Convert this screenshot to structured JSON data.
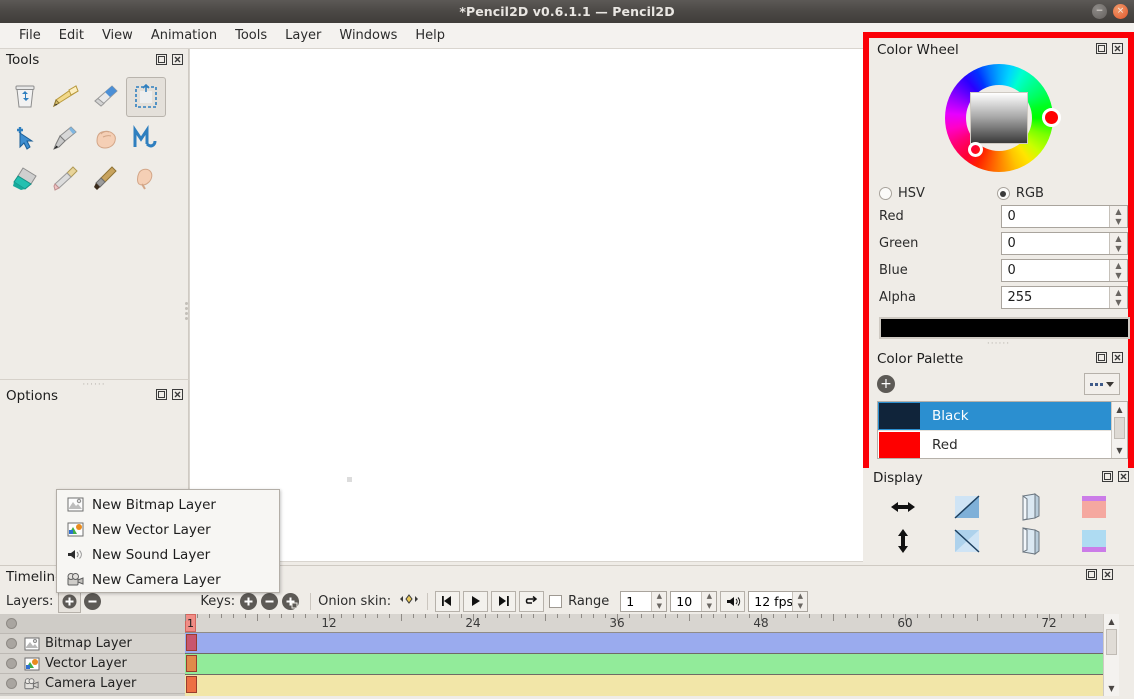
{
  "window": {
    "title": "*Pencil2D v0.6.1.1 — Pencil2D",
    "minimize_label": "−",
    "close_label": "×"
  },
  "menubar": {
    "items": [
      {
        "label": "File"
      },
      {
        "label": "Edit"
      },
      {
        "label": "View"
      },
      {
        "label": "Animation"
      },
      {
        "label": "Tools"
      },
      {
        "label": "Layer"
      },
      {
        "label": "Windows"
      },
      {
        "label": "Help"
      }
    ]
  },
  "tools_panel": {
    "title": "Tools",
    "float_icon": "float-icon",
    "close_icon": "close-icon",
    "tools": [
      {
        "name": "clear-tool",
        "icon": "trash-icon"
      },
      {
        "name": "pencil-tool",
        "icon": "pencil-icon"
      },
      {
        "name": "eraser-tool",
        "icon": "eraser-icon"
      },
      {
        "name": "select-tool",
        "icon": "select-rect-icon",
        "selected": true
      },
      {
        "name": "move-tool",
        "icon": "arrow-cursor-icon"
      },
      {
        "name": "pen-tool",
        "icon": "pen-nib-icon"
      },
      {
        "name": "hand-tool",
        "icon": "hand-icon"
      },
      {
        "name": "polyline-tool",
        "icon": "polyline-icon"
      },
      {
        "name": "bucket-tool",
        "icon": "paint-bucket-icon"
      },
      {
        "name": "eyedropper-tool",
        "icon": "eyedropper-icon"
      },
      {
        "name": "brush-tool",
        "icon": "brush-icon"
      },
      {
        "name": "smudge-tool",
        "icon": "smudge-finger-icon"
      }
    ]
  },
  "options_panel": {
    "title": "Options",
    "float_icon": "float-icon",
    "close_icon": "close-icon"
  },
  "color_wheel": {
    "title": "Color Wheel",
    "float_icon": "float-icon",
    "close_icon": "close-icon",
    "mode_hsv": "HSV",
    "mode_rgb": "RGB",
    "selected_mode": "RGB",
    "fields": [
      {
        "label": "Red",
        "value": "0"
      },
      {
        "label": "Green",
        "value": "0"
      },
      {
        "label": "Blue",
        "value": "0"
      },
      {
        "label": "Alpha",
        "value": "255"
      }
    ],
    "current_color": "#000000"
  },
  "color_palette": {
    "title": "Color Palette",
    "float_icon": "float-icon",
    "close_icon": "close-icon",
    "add_label": "+",
    "more_label": "...",
    "entries": [
      {
        "name": "Black",
        "color": "#10243a",
        "selected": true
      },
      {
        "name": "Red",
        "color": "#fe0000",
        "selected": false
      }
    ]
  },
  "display_panel": {
    "title": "Display",
    "float_icon": "float-icon",
    "close_icon": "close-icon",
    "buttons": [
      {
        "name": "flip-horizontal-icon"
      },
      {
        "name": "rotate-clockwise-icon"
      },
      {
        "name": "mirror-icon"
      },
      {
        "name": "overlay-pink-icon"
      },
      {
        "name": "flip-vertical-icon"
      },
      {
        "name": "rotate-counterclockwise-icon"
      },
      {
        "name": "mirror-vertical-icon"
      },
      {
        "name": "overlay-blue-icon"
      }
    ]
  },
  "timeline": {
    "title": "Timeline",
    "float_icon": "float-icon",
    "close_icon": "close-icon",
    "layers_label": "Layers:",
    "add_layer_label": "+",
    "remove_layer_label": "−",
    "keys_label": "Keys:",
    "add_key_label": "+",
    "remove_key_label": "−",
    "duplicate_key_label": "+",
    "onion_skin_label": "Onion skin:",
    "onion_icon": "onion-skin-icon",
    "play_prev_icon": "step-back-icon",
    "play_icon": "play-icon",
    "play_next_icon": "step-forward-icon",
    "loop_icon": "loop-icon",
    "range_label": "Range",
    "range_start": "1",
    "range_end": "10",
    "sound_icon": "sound-icon",
    "fps_value": "12 fps",
    "ruler_marks": [
      "12",
      "24",
      "36",
      "48",
      "60",
      "72"
    ],
    "current_frame": "1",
    "layers": [
      {
        "name": "",
        "icon": "",
        "track_color": "#f2e6a8",
        "empty_row": true
      },
      {
        "name": "Bitmap Layer",
        "icon": "bitmap-layer-icon",
        "track_color": "#9aabee",
        "key_color": "#c9566e"
      },
      {
        "name": "Vector Layer",
        "icon": "vector-layer-icon",
        "track_color": "#92eb9a",
        "key_color": "#e08a4a"
      },
      {
        "name": "Camera Layer",
        "icon": "camera-layer-icon",
        "track_color": "#f2e6a8",
        "key_color": "#ed7043"
      }
    ]
  },
  "context_menu": {
    "items": [
      {
        "label": "New Bitmap Layer",
        "icon": "bitmap-layer-icon"
      },
      {
        "label": "New Vector Layer",
        "icon": "vector-layer-icon"
      },
      {
        "label": "New Sound Layer",
        "icon": "sound-layer-icon"
      },
      {
        "label": "New Camera Layer",
        "icon": "camera-layer-icon"
      }
    ]
  },
  "colors": {
    "highlight_red": "#fb0007",
    "selection_blue": "#2b8fd0",
    "panel_bg": "#efece7"
  }
}
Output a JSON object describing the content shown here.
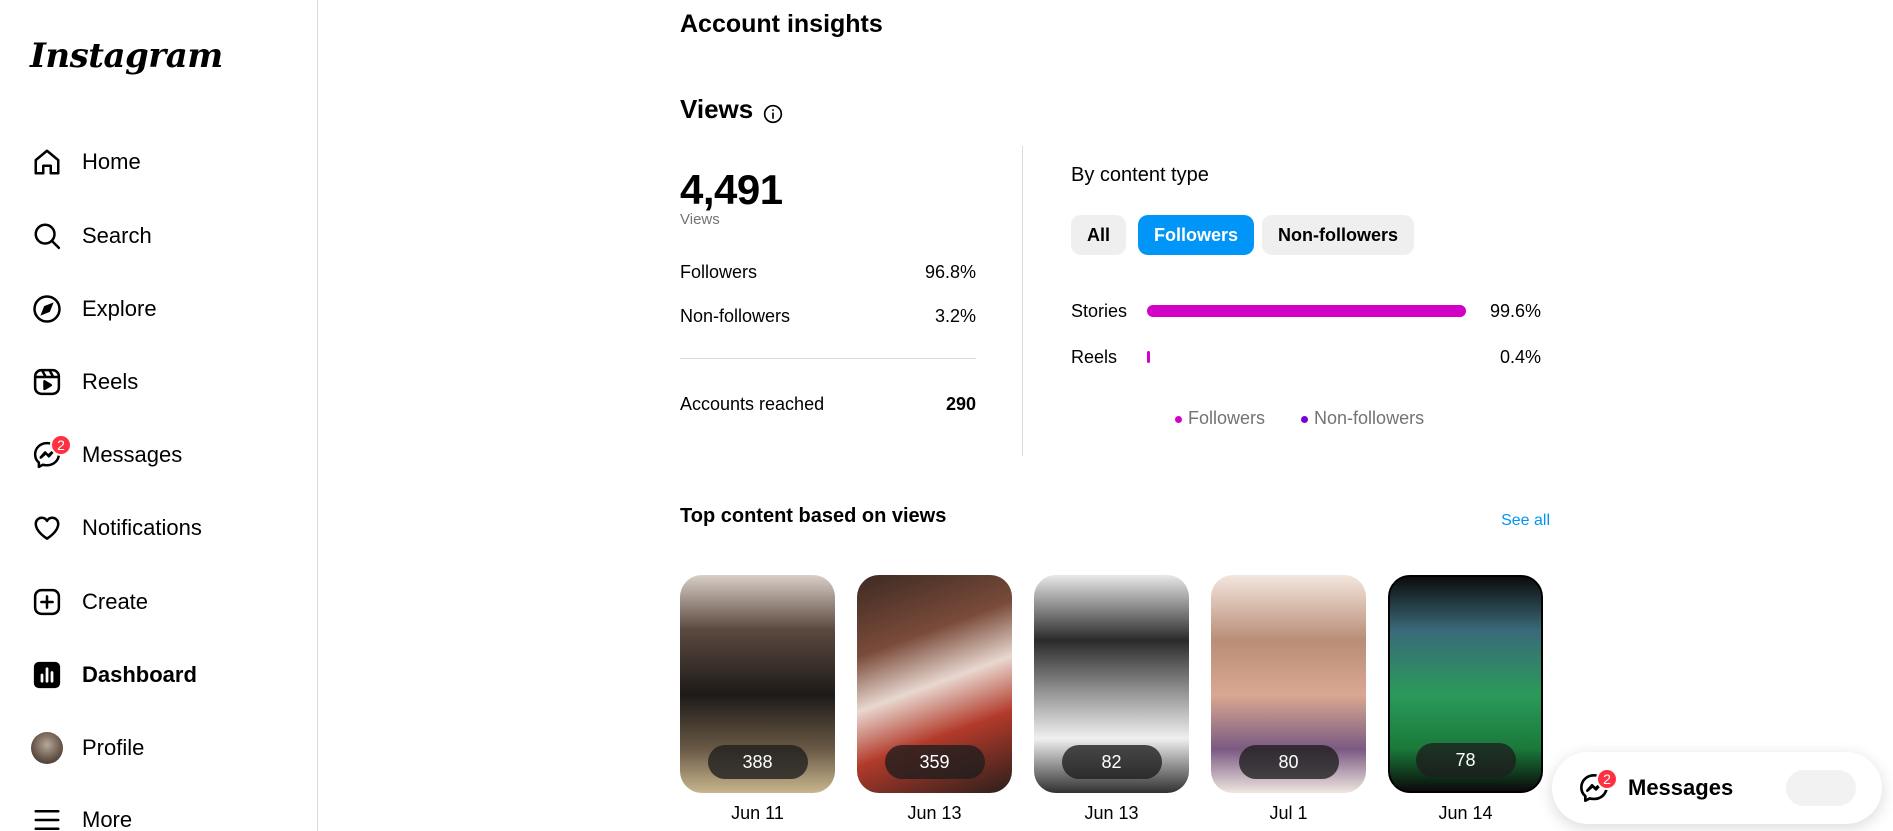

------------

* _Your objective_
What is the number of lines that hold the string "rotate"? Give it alone.

* _Written response_
2